__Exercice proposé a__: Reproduisez à l'identique une partie des lignes d'entrée : commencez à la ligne qui contient « - svg-text:VL3: VL3: [599, 820, 685, 880] » et arrêtez-vous après celle qui contient « - wire bus line 3: [728, 454, 1353, 458] ».

__Texte présenté__:
────
Il y a trente ans, en septembre 1989, à Creil dans la région parisienne éclatait l’affaire du voile qui, aujourd’hui, n’est toujours pas résolue. Cependant, rappelons-nous, en 1979, il y a quarante ans en Iran et en Grande Bretagne, comme le rappelle Amin Maalouf dans son dernier livre « Le naufrage des civilisations » (Paris, Grasset 2019), éclataient deux révolutions conservatrices : la prise de pouvoir par l’Ayatollah Khomeiny et la mise en place du néolibéralisme par Margareth Thatcher.

Ces deux événements sont liés. La théocratie chiite qui s’installa en Iran à la place d’une dictature monarchique atroce provoqua un réveil de l’Islam dans l’ensemble du monde musulman. Les fidèles de Mahomet virent dans le nouveau régime iranien surgir une étincelle ravivant la flamme de leur religion qui allait enfin retrouver la lumière qui fut éteinte depuis la chute du califat ottoman lors de la Première guerre mondiale. Et dans l’occident « démocratique », le néolibéralisme thatchérien imposa un modèle de société plus ouvert que le précédent et répondant à la philosophie protestante anglo-saxonne : le communautarisme permettant à chaque groupe ethnoreligieux de vivre selon ses propres règles dans un même territoire national. Historiquement, c’est ainsi que se sont construits les Etats-Unis au détriment, ne l’oublions pas, de la population locale.

La rivalité entre l’Eglise catholique et la République en France, ainsi qu’entre le même clergé et l’Etat en Belgique ont mené dès la deuxième moitié du XIXe siècle à deux formes de séparation entre l’Eglise et la puissance publique, ou entre le spirituel et le temporel. C’est ce qu’on appela par après la laïcité.

Cependant, la laïcité ne peut être relativement efficace que dans une société homogène. La France, comme la Belgique, en dépit de leurs diversités internes, étaient relativement homogènes jusqu’à la décolonisation. Nous ne sommes plus aujourd’hui dans une société homogène, notamment à la suite de l’immigration qui a provoqué surtout dans les espaces urbains l’émergence d’une société diversifiée sur les plans culturel, social et religieux. C’est ce que certains appellent la société « multiculturelle ». Par leur culture, par leur religion, les allochtones surtout musulmans n’arrivent pas à intégrer les principes d’une société laïque. La religion est leur ciment et ils refusent que celle-ci soit subordonnée à une société sécularisée.
────
__Lignes d'entrée__:
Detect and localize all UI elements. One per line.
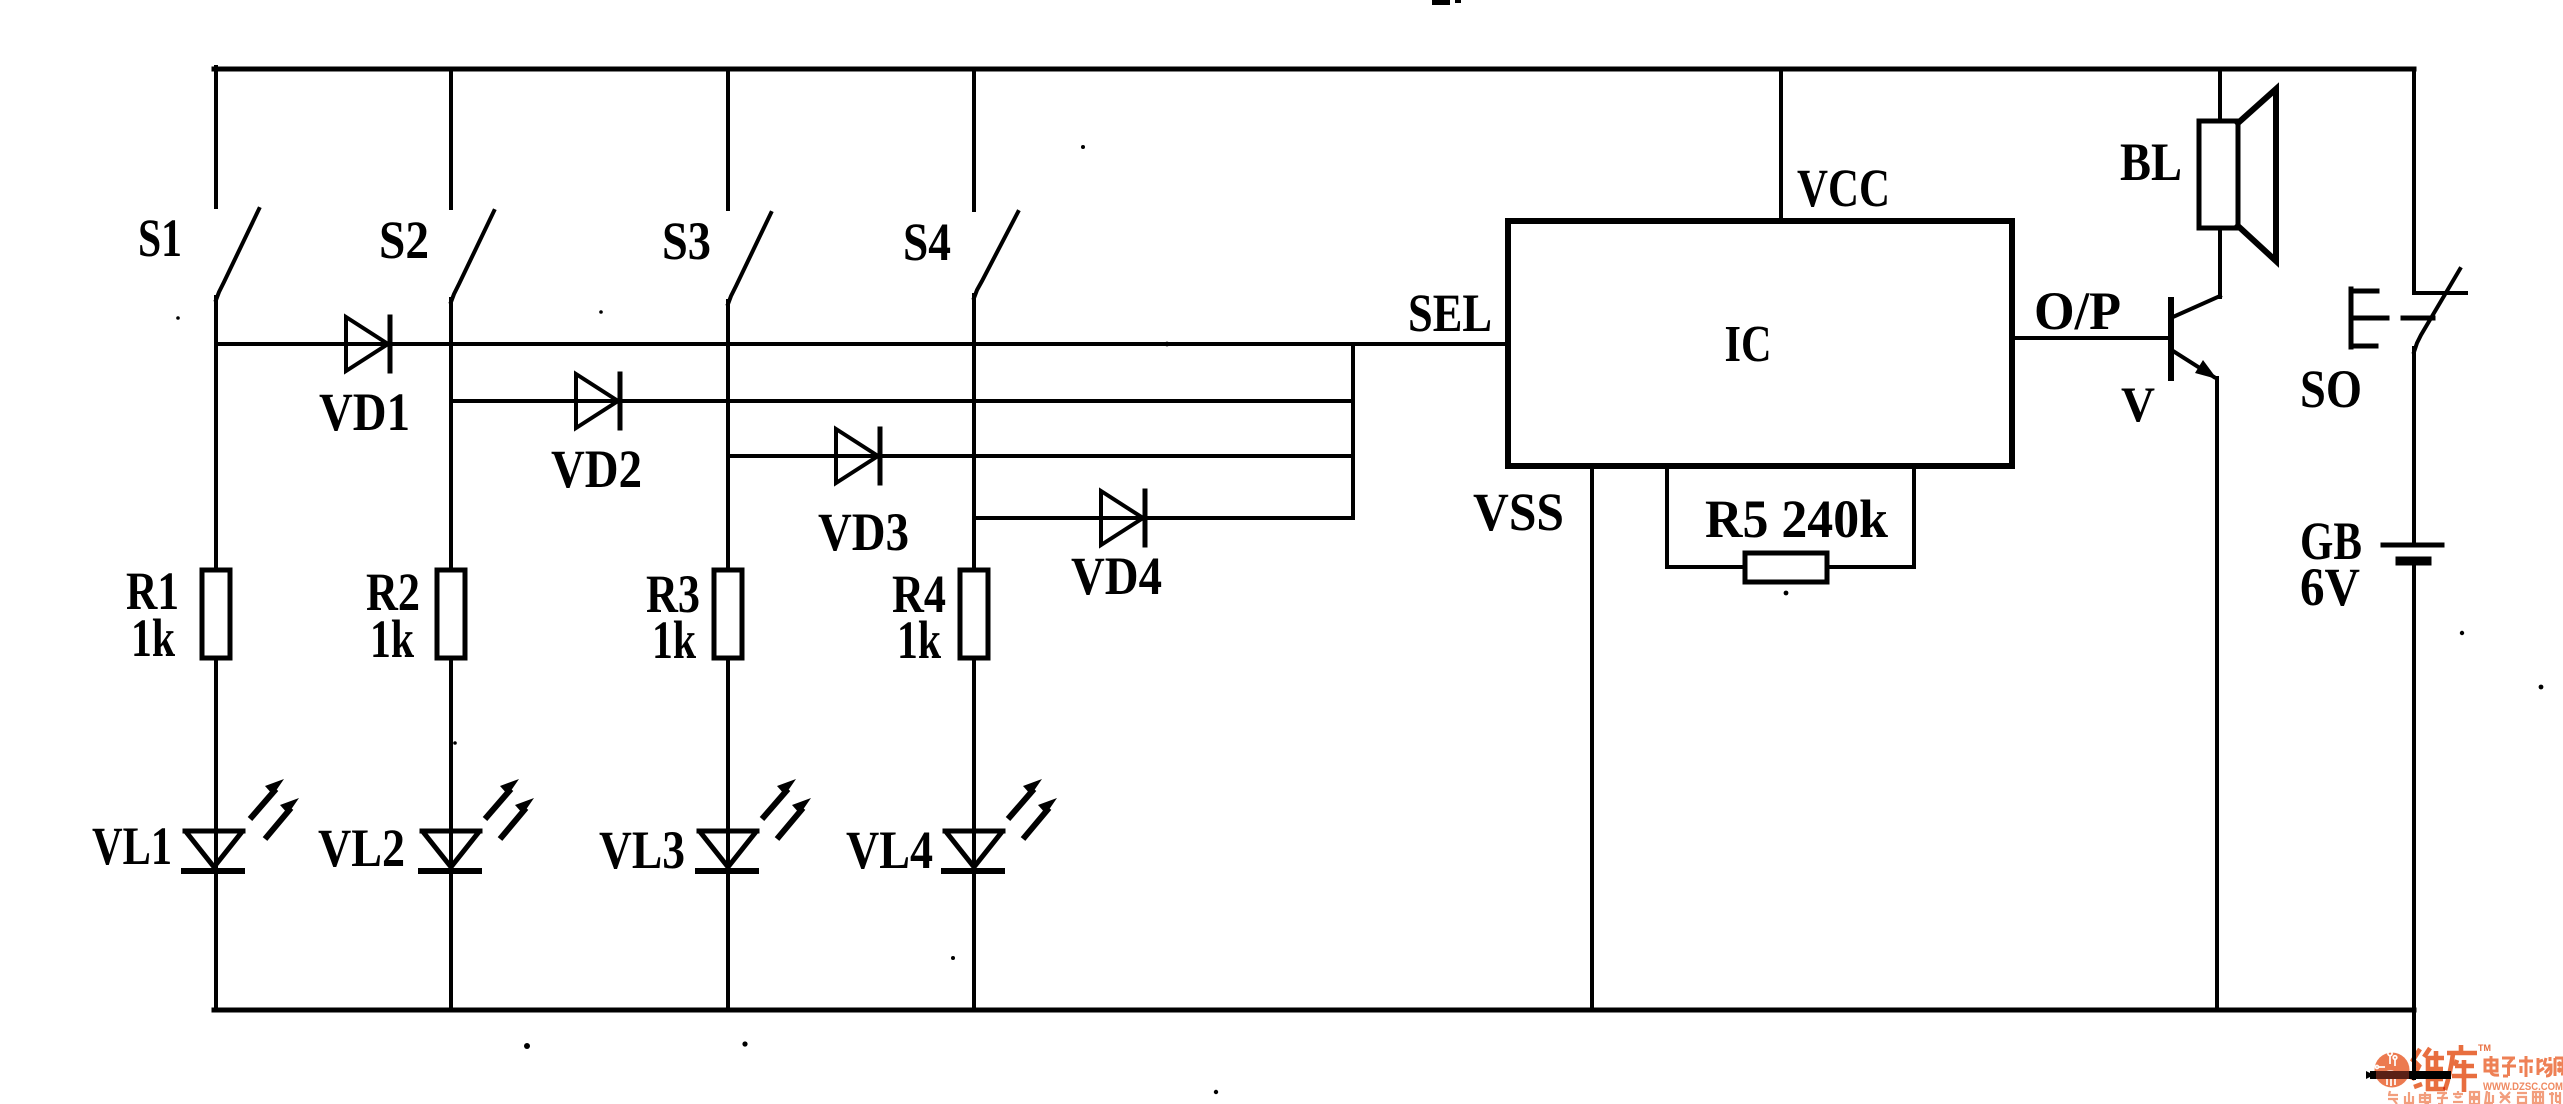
- svg-text:VL3: VL3: [599, 820, 685, 880]
- switch S4: [974, 212, 1018, 298]
- diode VD2: [576, 374, 620, 428]
- wire bus line 2: [451, 399, 1353, 403]
- svg-text:S3: S3: [662, 211, 711, 271]
- resistor R3: [714, 570, 742, 658]
- svg-text:VSS: VSS: [1473, 482, 1564, 542]
- switch SO: [2351, 269, 2466, 352]
- resistor R2: [437, 570, 465, 658]
- resistor R1: [202, 570, 230, 658]
- svg-text:SEL: SEL: [1408, 283, 1492, 343]
- svg-text:S2: S2: [379, 210, 429, 270]
- svg-text:1k: 1k: [370, 609, 414, 669]
- wire bus line 3: [728, 454, 1353, 458]
- wire right column upper: [2412, 69, 2416, 290]
- wire speaker drop: [2218, 69, 2222, 121]
- svg-text:VL1: VL1: [92, 816, 172, 876]
- LED VL2 light arrows: [485, 779, 534, 839]
- wire S4 column lower: [972, 658, 976, 1010]
- svg-text:6V: 6V: [2300, 557, 2360, 617]
- wire S1 column lower: [214, 658, 218, 1010]
- diode VD1: [346, 317, 390, 371]
- wire right column mid: [2412, 348, 2416, 545]
- wire end bar over logo: [2366, 1071, 2447, 1079]
- wire SEL bus line 1: [216, 342, 1508, 346]
- wire S1 column upper: [214, 67, 218, 207]
- svg-text:R5 240k: R5 240k: [1705, 489, 1888, 549]
- LED VL3: [698, 831, 757, 871]
- svg-text:VD1: VD1: [319, 382, 410, 442]
- wire R5 loop left: [1667, 466, 1745, 567]
- wire emitter down: [2215, 378, 2219, 1010]
- watermark brand char 库: [2445, 1045, 2477, 1092]
- wire S1 column mid: [214, 297, 218, 570]
- svg-text:IC: IC: [1725, 316, 1772, 373]
- svg-text:S4: S4: [903, 212, 951, 272]
- LED VL1 light arrows: [250, 779, 299, 839]
- wire R5 loop right: [1827, 466, 1914, 567]
- svg-text:TM: TM: [2478, 1043, 2491, 1053]
- svg-text:VD3: VD3: [818, 502, 909, 562]
- wire speaker to collector: [2218, 228, 2222, 297]
- watermark brand char 维: [2412, 1048, 2445, 1091]
- LED VL2: [421, 831, 480, 871]
- transistor V: [2171, 296, 2220, 378]
- svg-text:1k: 1k: [652, 610, 696, 670]
- wire right column lower: [2412, 566, 2416, 1078]
- svg-text:VD4: VD4: [1071, 546, 1162, 606]
- wire S3 column mid: [726, 301, 730, 570]
- svg-text:VL4: VL4: [846, 820, 933, 880]
- battery GB: [2383, 545, 2442, 561]
- LED VL4 light arrows: [1008, 779, 1057, 839]
- resistor R5: [1745, 553, 1827, 582]
- svg-text:SO: SO: [2300, 359, 2362, 419]
- switch S3: [728, 213, 771, 304]
- wire S4 column mid: [972, 295, 976, 570]
- svg-text:VL2: VL2: [318, 818, 405, 878]
- LED VL4: [944, 831, 1003, 871]
- diode VD4: [1101, 491, 1145, 545]
- wire O/P: [2012, 336, 2168, 340]
- svg-text:WWW.DZSC.COM: WWW.DZSC.COM: [2483, 1081, 2563, 1093]
- svg-text:VCC: VCC: [1797, 158, 1890, 218]
- svg-text:1k: 1k: [131, 608, 175, 668]
- wire bus line 4: [974, 516, 1353, 520]
- wire stub bottom right: [2374, 1071, 2447, 1079]
- wire S2 column lower: [449, 658, 453, 1010]
- wire S2 column mid: [449, 299, 453, 570]
- watermark slogan (approx): [2388, 1091, 2561, 1104]
- svg-text:O/P: O/P: [2034, 281, 2121, 341]
- diode VD3: [836, 429, 880, 483]
- watermark 电子市场网 (approx): [2485, 1056, 2563, 1077]
- LED VL1: [184, 831, 243, 871]
- wire VCC: [1779, 69, 1783, 221]
- svg-text:S1: S1: [138, 208, 182, 268]
- resistor R4: [960, 570, 988, 658]
- speaker BL: [2199, 89, 2276, 261]
- svg-text:BL: BL: [2120, 132, 2182, 192]
- watermark logo circle: [2375, 1051, 2410, 1087]
- transistor emitter arrow: [2195, 360, 2217, 379]
- svg-text:V: V: [2121, 376, 2155, 432]
- wire bus vertical: [1351, 344, 1355, 518]
- LED VL3 light arrows: [762, 779, 811, 839]
- wire bottom rail: [214, 1008, 2414, 1013]
- wire VSS: [1590, 466, 1594, 1010]
- wire top rail: [214, 67, 2414, 72]
- switch S1: [216, 209, 259, 300]
- switch S2: [451, 211, 494, 302]
- op-amp IC box: [1508, 221, 2012, 466]
- wire S2 column upper: [449, 69, 453, 208]
- svg-text:1k: 1k: [897, 610, 941, 670]
- wire S4 column upper: [972, 69, 976, 210]
- wire S3 column upper: [726, 69, 730, 209]
- svg-text:VD2: VD2: [551, 439, 642, 499]
- wire S3 column lower: [726, 658, 730, 1010]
────
__Exercice proposé b__:
Répondez brièvement aux questions suivantes sur le texte consacré à la laïcité.
(i) En quel mois, en quelle année et dans quelle ville éclata l'affaire du voile ?
(ii) Quel est le titre du livre d'Amin Maalouf mentionné dans le texte ?
(iii) Jusqu'à quel moment la France et la Belgique étaient-elles relativement homogènes ?

__Résultat final a__:
- svg-text:VL3: VL3: [599, 820, 685, 880]
- switch S4: [974, 212, 1018, 298]
- diode VD2: [576, 374, 620, 428]
- wire bus line 2: [451, 399, 1353, 403]
- svg-text:S3: S3: [662, 211, 711, 271]
- resistor R3: [714, 570, 742, 658]
- svg-text:VSS: VSS: [1473, 482, 1564, 542]
- switch SO: [2351, 269, 2466, 352]
- resistor R2: [437, 570, 465, 658]
- resistor R1: [202, 570, 230, 658]
- svg-text:SEL: SEL: [1408, 283, 1492, 343]
- svg-text:S2: S2: [379, 210, 429, 270]
- svg-text:1k: 1k: [370, 609, 414, 669]
- wire bus line 3: [728, 454, 1353, 458]

__Résultat final b__:
(i) En septembre 1989, à Creil.
(ii) « Le naufrage des civilisations ».
(iii) Jusqu'à la décolonisation.